**TASK INPUT**
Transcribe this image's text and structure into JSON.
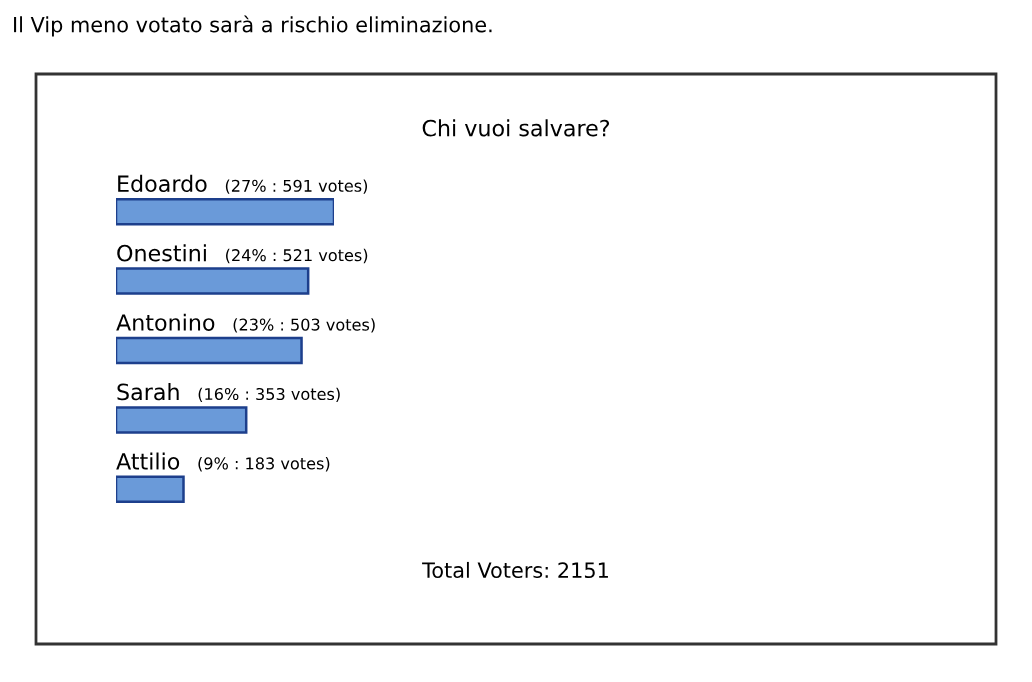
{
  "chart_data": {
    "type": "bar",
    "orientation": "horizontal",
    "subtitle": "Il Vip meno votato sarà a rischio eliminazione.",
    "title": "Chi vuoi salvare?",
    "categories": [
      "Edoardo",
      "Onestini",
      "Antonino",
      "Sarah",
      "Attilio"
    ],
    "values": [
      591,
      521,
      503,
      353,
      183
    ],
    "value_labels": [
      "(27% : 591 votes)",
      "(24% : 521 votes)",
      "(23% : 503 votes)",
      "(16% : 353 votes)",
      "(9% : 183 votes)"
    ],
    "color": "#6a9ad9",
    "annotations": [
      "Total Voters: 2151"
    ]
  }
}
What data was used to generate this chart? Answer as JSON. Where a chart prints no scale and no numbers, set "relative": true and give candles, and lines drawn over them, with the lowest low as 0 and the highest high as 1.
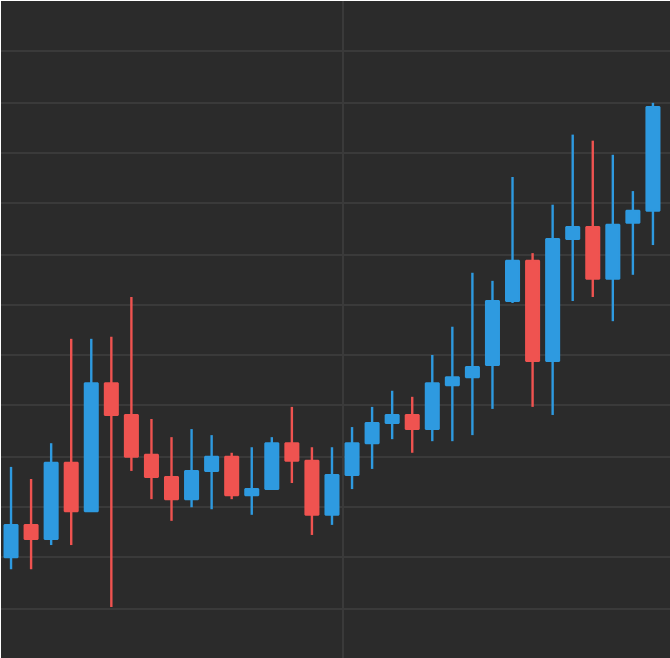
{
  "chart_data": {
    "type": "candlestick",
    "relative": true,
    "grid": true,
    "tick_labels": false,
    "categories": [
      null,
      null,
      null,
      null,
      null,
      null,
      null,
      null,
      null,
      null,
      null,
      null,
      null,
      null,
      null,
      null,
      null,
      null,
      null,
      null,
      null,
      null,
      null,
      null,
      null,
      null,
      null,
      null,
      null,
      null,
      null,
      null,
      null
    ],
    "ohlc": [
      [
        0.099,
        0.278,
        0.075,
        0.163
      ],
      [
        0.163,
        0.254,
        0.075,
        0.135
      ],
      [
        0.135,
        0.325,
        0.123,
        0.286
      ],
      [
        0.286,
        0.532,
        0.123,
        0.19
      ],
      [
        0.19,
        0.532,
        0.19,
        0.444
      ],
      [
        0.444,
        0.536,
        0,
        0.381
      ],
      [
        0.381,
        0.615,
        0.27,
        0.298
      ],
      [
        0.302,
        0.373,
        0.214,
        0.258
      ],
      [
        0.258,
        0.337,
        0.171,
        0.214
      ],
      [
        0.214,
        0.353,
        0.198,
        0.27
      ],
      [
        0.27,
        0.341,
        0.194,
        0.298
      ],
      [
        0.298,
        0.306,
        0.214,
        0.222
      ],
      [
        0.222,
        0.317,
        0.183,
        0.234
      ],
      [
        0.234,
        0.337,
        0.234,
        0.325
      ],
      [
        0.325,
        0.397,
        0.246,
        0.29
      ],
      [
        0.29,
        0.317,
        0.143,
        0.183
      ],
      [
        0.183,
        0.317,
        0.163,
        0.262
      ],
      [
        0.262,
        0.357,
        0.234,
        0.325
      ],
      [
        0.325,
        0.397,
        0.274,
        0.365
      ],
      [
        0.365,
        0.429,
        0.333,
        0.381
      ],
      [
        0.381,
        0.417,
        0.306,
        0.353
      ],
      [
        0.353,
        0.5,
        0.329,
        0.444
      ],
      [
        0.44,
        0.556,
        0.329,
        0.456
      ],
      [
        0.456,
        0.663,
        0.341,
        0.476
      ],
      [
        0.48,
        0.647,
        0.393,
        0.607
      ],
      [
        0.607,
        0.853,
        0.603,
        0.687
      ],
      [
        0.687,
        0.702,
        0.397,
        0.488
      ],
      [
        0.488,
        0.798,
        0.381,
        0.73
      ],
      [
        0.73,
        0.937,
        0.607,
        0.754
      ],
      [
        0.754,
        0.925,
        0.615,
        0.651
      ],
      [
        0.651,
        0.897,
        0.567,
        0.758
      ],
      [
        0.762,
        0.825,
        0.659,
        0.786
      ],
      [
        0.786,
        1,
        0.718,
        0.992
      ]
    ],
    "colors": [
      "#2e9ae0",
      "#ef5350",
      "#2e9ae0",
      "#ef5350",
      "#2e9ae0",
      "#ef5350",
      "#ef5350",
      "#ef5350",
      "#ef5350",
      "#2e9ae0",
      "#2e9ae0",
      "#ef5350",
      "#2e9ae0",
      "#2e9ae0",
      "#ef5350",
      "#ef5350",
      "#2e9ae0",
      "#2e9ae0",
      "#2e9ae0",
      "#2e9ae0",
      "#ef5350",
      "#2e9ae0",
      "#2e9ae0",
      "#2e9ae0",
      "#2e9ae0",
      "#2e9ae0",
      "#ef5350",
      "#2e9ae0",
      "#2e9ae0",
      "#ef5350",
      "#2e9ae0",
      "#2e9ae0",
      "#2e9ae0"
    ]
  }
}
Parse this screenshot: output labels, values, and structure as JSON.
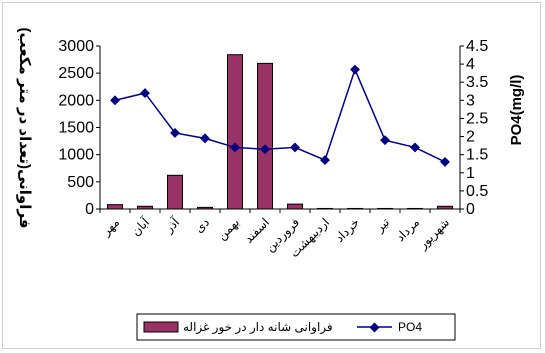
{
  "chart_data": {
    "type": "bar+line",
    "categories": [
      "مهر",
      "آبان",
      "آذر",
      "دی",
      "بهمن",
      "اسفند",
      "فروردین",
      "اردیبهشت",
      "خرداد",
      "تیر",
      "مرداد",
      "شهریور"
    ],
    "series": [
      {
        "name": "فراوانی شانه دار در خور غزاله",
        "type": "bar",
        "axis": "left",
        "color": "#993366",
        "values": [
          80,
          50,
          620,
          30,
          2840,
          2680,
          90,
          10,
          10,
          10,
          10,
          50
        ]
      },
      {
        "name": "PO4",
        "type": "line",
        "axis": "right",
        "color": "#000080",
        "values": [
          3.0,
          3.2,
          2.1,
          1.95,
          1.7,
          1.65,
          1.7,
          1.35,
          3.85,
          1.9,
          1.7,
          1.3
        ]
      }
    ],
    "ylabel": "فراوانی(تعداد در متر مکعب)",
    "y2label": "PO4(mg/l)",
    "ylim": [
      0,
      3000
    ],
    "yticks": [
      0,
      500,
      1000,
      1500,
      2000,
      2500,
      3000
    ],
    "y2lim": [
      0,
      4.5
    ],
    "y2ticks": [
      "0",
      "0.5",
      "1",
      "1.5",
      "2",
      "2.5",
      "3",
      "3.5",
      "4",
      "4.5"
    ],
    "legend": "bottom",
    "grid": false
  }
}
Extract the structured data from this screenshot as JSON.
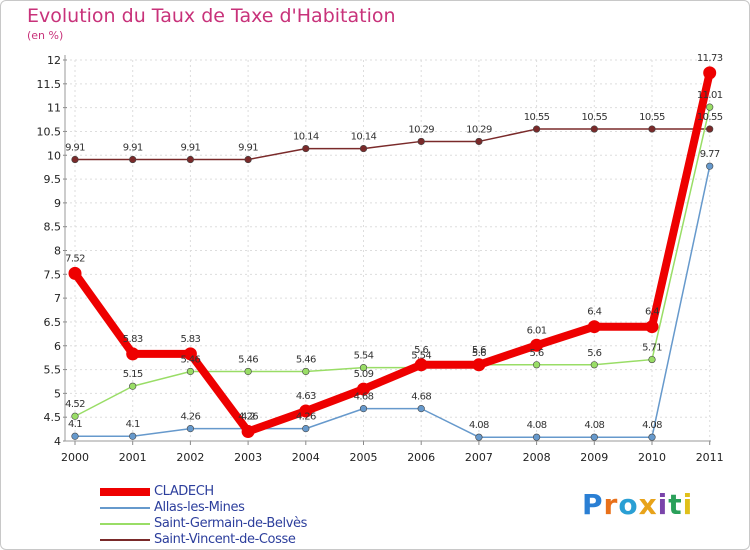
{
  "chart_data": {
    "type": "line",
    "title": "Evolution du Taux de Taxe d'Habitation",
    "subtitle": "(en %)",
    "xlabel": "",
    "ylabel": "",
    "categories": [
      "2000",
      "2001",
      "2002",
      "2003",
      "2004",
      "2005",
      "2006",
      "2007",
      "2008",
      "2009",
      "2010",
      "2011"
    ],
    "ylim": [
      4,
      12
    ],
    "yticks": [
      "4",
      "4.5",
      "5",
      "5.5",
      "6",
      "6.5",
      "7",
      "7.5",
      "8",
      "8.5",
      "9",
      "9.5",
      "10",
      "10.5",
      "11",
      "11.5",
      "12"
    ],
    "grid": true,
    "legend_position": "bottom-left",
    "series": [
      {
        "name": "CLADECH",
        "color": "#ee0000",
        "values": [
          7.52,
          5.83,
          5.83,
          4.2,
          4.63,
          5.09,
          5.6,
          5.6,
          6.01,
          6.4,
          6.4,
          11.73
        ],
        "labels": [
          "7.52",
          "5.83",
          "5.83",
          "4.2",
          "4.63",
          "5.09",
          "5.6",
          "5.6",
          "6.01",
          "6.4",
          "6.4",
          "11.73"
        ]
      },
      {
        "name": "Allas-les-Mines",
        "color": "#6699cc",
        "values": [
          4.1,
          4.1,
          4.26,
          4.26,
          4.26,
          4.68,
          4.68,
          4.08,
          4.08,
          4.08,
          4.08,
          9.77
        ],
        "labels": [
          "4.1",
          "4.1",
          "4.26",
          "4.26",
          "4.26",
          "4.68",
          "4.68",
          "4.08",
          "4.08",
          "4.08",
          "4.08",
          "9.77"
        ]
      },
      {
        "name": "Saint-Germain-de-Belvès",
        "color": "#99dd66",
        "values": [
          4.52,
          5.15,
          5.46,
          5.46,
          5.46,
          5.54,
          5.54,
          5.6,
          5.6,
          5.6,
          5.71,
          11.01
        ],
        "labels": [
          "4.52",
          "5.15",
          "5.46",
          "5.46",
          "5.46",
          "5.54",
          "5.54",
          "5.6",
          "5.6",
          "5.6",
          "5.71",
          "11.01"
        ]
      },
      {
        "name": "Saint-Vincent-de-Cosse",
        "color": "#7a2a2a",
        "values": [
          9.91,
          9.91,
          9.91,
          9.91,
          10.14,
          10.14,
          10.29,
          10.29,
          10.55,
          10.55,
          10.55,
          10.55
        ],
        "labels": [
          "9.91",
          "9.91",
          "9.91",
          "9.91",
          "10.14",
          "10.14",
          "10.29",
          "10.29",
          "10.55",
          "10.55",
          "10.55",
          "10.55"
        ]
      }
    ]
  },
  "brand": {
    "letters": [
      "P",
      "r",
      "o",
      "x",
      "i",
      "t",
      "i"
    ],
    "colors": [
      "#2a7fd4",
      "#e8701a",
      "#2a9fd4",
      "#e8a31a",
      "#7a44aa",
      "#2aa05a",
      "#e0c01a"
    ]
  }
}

**REQUEST**
In the listing, find all lines with the string "name" and copy them.

**RESULT BELOW**
        "name": "فراوانی شانه دار در خور غزاله",
        "name": "PO4",
        "name": "CLADECH",
        "name": "Allas-les-Mines",
        "name": "Saint-Germain-de-Belvès",
        "name": "Saint-Vincent-de-Cosse",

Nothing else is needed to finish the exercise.